═════ MATERIAL FOR THIS EXERCISE ═════
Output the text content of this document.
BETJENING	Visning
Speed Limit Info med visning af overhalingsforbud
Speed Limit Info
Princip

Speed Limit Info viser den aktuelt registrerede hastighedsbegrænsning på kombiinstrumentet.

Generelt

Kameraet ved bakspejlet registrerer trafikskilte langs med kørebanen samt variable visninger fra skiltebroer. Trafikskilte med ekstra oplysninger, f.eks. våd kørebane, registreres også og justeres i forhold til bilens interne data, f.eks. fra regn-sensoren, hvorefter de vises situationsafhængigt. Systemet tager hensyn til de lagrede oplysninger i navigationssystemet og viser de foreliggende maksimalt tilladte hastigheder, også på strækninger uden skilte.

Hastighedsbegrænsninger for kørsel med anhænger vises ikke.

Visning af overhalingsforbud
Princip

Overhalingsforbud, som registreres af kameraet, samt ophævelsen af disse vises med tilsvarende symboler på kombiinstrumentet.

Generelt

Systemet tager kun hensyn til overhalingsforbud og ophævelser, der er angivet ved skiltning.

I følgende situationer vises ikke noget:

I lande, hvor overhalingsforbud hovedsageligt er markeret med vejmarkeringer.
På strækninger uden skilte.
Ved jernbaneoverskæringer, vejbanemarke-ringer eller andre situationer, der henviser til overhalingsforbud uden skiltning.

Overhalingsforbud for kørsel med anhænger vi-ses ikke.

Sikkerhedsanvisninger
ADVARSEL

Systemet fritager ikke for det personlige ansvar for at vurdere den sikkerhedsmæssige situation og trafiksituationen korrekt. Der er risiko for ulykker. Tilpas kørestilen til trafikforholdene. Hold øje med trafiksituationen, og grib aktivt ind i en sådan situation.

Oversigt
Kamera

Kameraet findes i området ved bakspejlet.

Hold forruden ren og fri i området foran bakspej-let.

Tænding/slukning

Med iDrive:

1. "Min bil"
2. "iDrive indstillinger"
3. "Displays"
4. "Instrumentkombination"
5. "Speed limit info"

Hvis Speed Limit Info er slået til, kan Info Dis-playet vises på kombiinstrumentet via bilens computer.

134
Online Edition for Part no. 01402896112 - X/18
═════
• THE REQUEST:
Output all of the data again. Match it exactly.

• OUTPUT OF THE EXERCISE:
Output the text content of this document.
BETJENING	Visning
Speed Limit Info med visning af overhalingsforbud
Speed Limit Info
Princip

Speed Limit Info viser den aktuelt registrerede hastighedsbegrænsning på kombiinstrumentet.

Generelt

Kameraet ved bakspejlet registrerer trafikskilte langs med kørebanen samt variable visninger fra skiltebroer. Trafikskilte med ekstra oplysninger, f.eks. våd kørebane, registreres også og justeres i forhold til bilens interne data, f.eks. fra regn-sensoren, hvorefter de vises situationsafhængigt. Systemet tager hensyn til de lagrede oplysninger i navigationssystemet og viser de foreliggende maksimalt tilladte hastigheder, også på strækninger uden skilte.

Hastighedsbegrænsninger for kørsel med anhænger vises ikke.

Visning af overhalingsforbud
Princip

Overhalingsforbud, som registreres af kameraet, samt ophævelsen af disse vises med tilsvarende symboler på kombiinstrumentet.

Generelt

Systemet tager kun hensyn til overhalingsforbud og ophævelser, der er angivet ved skiltning.

I følgende situationer vises ikke noget:

I lande, hvor overhalingsforbud hovedsageligt er markeret med vejmarkeringer.
På strækninger uden skilte.
Ved jernbaneoverskæringer, vejbanemarke-ringer eller andre situationer, der henviser til overhalingsforbud uden skiltning.

Overhalingsforbud for kørsel med anhænger vi-ses ikke.

Sikkerhedsanvisninger
ADVARSEL

Systemet fritager ikke for det personlige ansvar for at vurdere den sikkerhedsmæssige situation og trafiksituationen korrekt. Der er risiko for ulykker. Tilpas kørestilen til trafikforholdene. Hold øje med trafiksituationen, og grib aktivt ind i en sådan situation.

Oversigt
Kamera

Kameraet findes i området ved bakspejlet.

Hold forruden ren og fri i området foran bakspej-let.

Tænding/slukning

Med iDrive:

1. "Min bil"
2. "iDrive indstillinger"
3. "Displays"
4. "Instrumentkombination"
5. "Speed limit info"

Hvis Speed Limit Info er slået til, kan Info Dis-playet vises på kombiinstrumentet via bilens computer.

134
Online Edition for Part no. 01402896112 - X/18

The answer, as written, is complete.